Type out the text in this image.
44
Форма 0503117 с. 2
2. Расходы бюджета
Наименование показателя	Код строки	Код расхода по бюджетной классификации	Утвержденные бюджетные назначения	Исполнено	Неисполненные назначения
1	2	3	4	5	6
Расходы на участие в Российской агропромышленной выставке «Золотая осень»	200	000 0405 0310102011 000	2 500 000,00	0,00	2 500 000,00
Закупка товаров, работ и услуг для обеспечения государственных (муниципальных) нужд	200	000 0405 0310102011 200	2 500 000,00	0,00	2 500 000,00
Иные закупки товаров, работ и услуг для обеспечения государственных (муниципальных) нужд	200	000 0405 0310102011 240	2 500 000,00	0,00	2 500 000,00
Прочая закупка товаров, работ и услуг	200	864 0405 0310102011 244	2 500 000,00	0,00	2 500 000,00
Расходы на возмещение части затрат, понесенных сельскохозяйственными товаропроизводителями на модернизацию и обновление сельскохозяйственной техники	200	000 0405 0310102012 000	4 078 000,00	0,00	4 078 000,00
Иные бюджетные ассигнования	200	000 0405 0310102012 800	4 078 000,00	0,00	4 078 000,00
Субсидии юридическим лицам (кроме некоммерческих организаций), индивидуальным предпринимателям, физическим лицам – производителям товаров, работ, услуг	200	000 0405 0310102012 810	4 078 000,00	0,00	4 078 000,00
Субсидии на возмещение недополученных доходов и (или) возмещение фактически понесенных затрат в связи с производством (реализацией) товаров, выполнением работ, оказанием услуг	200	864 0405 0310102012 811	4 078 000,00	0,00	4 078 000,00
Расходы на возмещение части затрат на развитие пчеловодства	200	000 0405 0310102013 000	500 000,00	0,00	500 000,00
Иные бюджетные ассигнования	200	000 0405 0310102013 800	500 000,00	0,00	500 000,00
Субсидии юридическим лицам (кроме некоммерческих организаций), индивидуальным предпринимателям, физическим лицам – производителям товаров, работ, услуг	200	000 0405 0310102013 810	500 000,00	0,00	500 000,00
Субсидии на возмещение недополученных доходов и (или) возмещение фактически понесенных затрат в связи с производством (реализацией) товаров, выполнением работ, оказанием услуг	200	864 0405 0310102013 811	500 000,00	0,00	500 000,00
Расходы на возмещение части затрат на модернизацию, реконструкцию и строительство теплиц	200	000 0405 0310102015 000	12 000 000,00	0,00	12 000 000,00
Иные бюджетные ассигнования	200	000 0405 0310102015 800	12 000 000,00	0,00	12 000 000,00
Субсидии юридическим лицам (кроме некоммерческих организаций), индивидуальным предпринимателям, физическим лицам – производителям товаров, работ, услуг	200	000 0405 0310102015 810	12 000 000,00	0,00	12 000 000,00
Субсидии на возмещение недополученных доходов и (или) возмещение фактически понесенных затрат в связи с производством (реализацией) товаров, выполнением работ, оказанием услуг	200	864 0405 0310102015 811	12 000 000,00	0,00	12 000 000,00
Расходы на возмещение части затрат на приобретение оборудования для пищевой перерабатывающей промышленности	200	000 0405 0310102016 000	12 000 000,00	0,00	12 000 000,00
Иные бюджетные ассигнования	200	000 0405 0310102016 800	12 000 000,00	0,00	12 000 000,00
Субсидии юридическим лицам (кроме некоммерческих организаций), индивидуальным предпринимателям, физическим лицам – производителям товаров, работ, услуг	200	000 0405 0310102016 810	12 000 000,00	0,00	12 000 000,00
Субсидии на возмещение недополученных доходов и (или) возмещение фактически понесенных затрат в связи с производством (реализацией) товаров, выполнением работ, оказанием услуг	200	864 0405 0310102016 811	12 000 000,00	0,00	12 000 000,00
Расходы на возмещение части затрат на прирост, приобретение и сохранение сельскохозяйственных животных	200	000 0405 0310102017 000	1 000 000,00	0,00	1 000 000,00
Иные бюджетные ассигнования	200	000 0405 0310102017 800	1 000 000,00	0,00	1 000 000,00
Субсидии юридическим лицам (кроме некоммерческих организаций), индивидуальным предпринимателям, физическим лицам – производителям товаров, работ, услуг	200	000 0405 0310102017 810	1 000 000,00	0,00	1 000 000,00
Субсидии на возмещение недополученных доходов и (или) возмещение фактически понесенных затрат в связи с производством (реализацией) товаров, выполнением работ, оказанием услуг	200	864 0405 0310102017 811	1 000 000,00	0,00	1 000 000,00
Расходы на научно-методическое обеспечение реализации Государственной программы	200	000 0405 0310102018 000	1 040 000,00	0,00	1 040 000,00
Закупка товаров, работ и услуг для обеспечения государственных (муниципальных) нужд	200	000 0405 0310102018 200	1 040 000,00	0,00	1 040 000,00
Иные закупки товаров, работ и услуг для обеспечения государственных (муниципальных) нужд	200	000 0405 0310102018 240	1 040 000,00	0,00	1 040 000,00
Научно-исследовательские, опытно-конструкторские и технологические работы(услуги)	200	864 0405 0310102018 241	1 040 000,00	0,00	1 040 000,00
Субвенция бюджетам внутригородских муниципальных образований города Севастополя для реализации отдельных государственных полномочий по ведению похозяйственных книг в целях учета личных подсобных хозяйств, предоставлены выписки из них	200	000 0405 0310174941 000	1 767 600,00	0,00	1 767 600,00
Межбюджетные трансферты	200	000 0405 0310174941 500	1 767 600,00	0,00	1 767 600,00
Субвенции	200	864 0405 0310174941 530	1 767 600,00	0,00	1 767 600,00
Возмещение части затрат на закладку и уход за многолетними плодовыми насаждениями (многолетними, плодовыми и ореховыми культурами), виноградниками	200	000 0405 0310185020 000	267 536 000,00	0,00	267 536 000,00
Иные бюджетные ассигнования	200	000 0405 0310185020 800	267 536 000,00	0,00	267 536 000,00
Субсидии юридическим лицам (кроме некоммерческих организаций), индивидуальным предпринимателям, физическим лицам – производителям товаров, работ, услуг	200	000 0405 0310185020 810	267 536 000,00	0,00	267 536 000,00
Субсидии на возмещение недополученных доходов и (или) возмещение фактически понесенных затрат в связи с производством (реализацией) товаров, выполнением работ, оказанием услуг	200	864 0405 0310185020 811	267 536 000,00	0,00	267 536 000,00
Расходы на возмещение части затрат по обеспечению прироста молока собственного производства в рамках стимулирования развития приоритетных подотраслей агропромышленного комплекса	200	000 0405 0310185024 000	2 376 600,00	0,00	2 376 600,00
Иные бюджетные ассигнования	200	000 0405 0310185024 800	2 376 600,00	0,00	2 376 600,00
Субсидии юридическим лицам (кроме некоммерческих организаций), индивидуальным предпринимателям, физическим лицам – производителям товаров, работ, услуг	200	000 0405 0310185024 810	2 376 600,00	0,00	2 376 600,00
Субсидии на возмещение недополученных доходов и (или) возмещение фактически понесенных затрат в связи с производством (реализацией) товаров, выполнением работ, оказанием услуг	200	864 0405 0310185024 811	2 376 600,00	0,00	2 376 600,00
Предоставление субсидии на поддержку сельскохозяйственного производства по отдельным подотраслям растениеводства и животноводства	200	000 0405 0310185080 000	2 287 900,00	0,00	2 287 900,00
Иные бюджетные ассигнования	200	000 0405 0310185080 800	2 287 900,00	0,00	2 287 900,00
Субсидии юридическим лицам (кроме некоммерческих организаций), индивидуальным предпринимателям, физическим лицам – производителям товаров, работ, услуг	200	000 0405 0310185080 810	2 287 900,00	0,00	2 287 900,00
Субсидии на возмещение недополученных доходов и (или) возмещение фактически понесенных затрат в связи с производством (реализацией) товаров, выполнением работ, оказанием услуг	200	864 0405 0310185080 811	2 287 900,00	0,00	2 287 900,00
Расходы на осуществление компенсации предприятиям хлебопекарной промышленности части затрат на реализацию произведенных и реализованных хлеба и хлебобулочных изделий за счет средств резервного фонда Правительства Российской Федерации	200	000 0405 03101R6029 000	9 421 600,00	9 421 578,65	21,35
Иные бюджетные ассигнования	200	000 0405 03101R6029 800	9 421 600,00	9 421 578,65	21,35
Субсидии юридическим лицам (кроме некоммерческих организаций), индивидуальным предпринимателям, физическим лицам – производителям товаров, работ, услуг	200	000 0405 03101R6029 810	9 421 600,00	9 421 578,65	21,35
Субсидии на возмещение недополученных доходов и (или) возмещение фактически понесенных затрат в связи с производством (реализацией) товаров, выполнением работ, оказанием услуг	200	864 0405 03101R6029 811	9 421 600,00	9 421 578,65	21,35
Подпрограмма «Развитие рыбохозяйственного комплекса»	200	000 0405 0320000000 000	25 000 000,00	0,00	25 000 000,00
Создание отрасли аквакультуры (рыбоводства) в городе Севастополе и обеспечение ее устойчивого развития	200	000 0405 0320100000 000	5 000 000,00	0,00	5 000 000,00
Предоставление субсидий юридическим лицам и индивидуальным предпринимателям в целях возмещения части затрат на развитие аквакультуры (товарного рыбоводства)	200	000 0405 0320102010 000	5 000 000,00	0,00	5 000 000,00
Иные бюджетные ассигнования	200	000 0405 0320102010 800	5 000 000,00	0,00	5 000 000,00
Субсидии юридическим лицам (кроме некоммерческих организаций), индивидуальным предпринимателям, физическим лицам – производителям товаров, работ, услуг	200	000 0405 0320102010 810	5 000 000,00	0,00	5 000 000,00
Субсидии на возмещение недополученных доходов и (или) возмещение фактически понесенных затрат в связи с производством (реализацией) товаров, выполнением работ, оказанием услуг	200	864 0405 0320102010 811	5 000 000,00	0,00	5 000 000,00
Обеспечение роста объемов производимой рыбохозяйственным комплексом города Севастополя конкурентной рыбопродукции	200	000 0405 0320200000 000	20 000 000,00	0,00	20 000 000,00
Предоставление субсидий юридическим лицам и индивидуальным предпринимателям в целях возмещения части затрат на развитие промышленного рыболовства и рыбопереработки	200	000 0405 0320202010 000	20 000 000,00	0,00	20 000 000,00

* [Given task]
Within the material above, find the lines that contain the word "развития"; copy them.

* [Complete answer]
Расходы на возмещение части затрат по обеспечению прироста молока собственного производства в рамках стимулирования развития приоритетных подотраслей агропромышленного комплекса	200	000 0405 0310185024 000	2 376 600,00	0,00	2 376 600,00
Создание отрасли аквакультуры (рыбоводства) в городе Севастополе и обеспечение ее устойчивого развития	200	000 0405 0320100000 000	5 000 000,00	0,00	5 000 000,00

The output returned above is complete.